### Stored records
......

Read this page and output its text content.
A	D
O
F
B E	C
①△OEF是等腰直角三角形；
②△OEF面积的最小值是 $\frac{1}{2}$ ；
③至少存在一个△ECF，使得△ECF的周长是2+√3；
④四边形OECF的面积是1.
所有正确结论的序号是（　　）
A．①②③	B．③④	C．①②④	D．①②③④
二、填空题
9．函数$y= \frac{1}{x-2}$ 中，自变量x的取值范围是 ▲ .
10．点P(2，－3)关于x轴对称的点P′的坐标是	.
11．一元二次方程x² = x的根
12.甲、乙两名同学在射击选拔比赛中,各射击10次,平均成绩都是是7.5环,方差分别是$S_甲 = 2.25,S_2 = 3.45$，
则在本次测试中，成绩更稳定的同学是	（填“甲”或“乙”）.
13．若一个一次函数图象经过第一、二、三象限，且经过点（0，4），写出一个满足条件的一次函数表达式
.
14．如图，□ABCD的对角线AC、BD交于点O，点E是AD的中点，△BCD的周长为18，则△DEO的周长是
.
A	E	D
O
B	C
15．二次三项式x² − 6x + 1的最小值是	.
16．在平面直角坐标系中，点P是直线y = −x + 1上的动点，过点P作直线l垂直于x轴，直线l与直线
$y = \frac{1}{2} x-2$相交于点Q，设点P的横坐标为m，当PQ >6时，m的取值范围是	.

......

### Short problem
Can you reproduce all the material exactly?

### Exercise answer
Read this page and output its text content.
A	D
O
F
B E	C
①△OEF是等腰直角三角形；
②△OEF面积的最小值是 $\frac{1}{2}$ ；
③至少存在一个△ECF，使得△ECF的周长是2+√3；
④四边形OECF的面积是1.
所有正确结论的序号是（　　）
A．①②③	B．③④	C．①②④	D．①②③④
二、填空题
9．函数$y= \frac{1}{x-2}$ 中，自变量x的取值范围是 ▲ .
10．点P(2，－3)关于x轴对称的点P′的坐标是	.
11．一元二次方程x² = x的根
12.甲、乙两名同学在射击选拔比赛中,各射击10次,平均成绩都是是7.5环,方差分别是$S_甲 = 2.25,S_2 = 3.45$，
则在本次测试中，成绩更稳定的同学是	（填“甲”或“乙”）.
13．若一个一次函数图象经过第一、二、三象限，且经过点（0，4），写出一个满足条件的一次函数表达式
.
14．如图，□ABCD的对角线AC、BD交于点O，点E是AD的中点，△BCD的周长为18，则△DEO的周长是
.
A	E	D
O
B	C
15．二次三项式x² − 6x + 1的最小值是	.
16．在平面直角坐标系中，点P是直线y = −x + 1上的动点，过点P作直线l垂直于x轴，直线l与直线
$y = \frac{1}{2} x-2$相交于点Q，设点P的横坐标为m，当PQ >6时，m的取值范围是	.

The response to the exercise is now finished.